(Figure data in JSON)
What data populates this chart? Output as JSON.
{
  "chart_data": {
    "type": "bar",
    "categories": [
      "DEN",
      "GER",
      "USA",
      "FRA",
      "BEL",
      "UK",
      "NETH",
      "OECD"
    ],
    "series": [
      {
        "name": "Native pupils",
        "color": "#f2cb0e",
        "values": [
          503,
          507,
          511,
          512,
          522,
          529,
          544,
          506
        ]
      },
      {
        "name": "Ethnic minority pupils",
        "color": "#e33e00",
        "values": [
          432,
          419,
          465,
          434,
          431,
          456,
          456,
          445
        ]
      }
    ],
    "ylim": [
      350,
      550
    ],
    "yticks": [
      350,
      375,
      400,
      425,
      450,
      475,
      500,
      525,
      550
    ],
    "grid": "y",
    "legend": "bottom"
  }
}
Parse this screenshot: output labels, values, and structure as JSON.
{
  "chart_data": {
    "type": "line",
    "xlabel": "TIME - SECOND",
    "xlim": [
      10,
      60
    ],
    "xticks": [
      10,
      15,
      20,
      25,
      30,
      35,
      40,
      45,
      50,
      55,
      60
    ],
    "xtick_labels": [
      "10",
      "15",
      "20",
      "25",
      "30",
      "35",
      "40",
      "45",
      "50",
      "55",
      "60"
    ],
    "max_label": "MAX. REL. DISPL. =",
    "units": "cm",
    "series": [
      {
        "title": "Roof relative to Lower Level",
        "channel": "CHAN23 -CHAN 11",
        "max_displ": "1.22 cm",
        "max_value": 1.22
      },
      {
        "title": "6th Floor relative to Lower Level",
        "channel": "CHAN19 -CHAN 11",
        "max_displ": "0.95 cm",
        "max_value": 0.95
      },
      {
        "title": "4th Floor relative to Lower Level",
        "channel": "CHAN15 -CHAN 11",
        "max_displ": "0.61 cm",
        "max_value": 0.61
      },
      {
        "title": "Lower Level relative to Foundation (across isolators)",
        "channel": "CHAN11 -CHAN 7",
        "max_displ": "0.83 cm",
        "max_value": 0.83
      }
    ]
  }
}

> _Problem statement_: Write out every line of the material again, exactly as it reads.

> _Final result_:
What data populates this chart? Output as JSON.
{
  "chart_data": {
    "type": "bar",
    "categories": [
      "DEN",
      "GER",
      "USA",
      "FRA",
      "BEL",
      "UK",
      "NETH",
      "OECD"
    ],
    "series": [
      {
        "name": "Native pupils",
        "color": "#f2cb0e",
        "values": [
          503,
          507,
          511,
          512,
          522,
          529,
          544,
          506
        ]
      },
      {
        "name": "Ethnic minority pupils",
        "color": "#e33e00",
        "values": [
          432,
          419,
          465,
          434,
          431,
          456,
          456,
          445
        ]
      }
    ],
    "ylim": [
      350,
      550
    ],
    "yticks": [
      350,
      375,
      400,
      425,
      450,
      475,
      500,
      525,
      550
    ],
    "grid": "y",
    "legend": "bottom"
  }
}
Parse this screenshot: output labels, values, and structure as JSON.
{
  "chart_data": {
    "type": "line",
    "xlabel": "TIME - SECOND",
    "xlim": [
      10,
      60
    ],
    "xticks": [
      10,
      15,
      20,
      25,
      30,
      35,
      40,
      45,
      50,
      55,
      60
    ],
    "xtick_labels": [
      "10",
      "15",
      "20",
      "25",
      "30",
      "35",
      "40",
      "45",
      "50",
      "55",
      "60"
    ],
    "max_label": "MAX. REL. DISPL. =",
    "units": "cm",
    "series": [
      {
        "title": "Roof relative to Lower Level",
        "channel": "CHAN23 -CHAN 11",
        "max_displ": "1.22 cm",
        "max_value": 1.22
      },
      {
        "title": "6th Floor relative to Lower Level",
        "channel": "CHAN19 -CHAN 11",
        "max_displ": "0.95 cm",
        "max_value": 0.95
      },
      {
        "title": "4th Floor relative to Lower Level",
        "channel": "CHAN15 -CHAN 11",
        "max_displ": "0.61 cm",
        "max_value": 0.61
      },
      {
        "title": "Lower Level relative to Foundation (across isolators)",
        "channel": "CHAN11 -CHAN 7",
        "max_displ": "0.83 cm",
        "max_value": 0.83
      }
    ]
  }
}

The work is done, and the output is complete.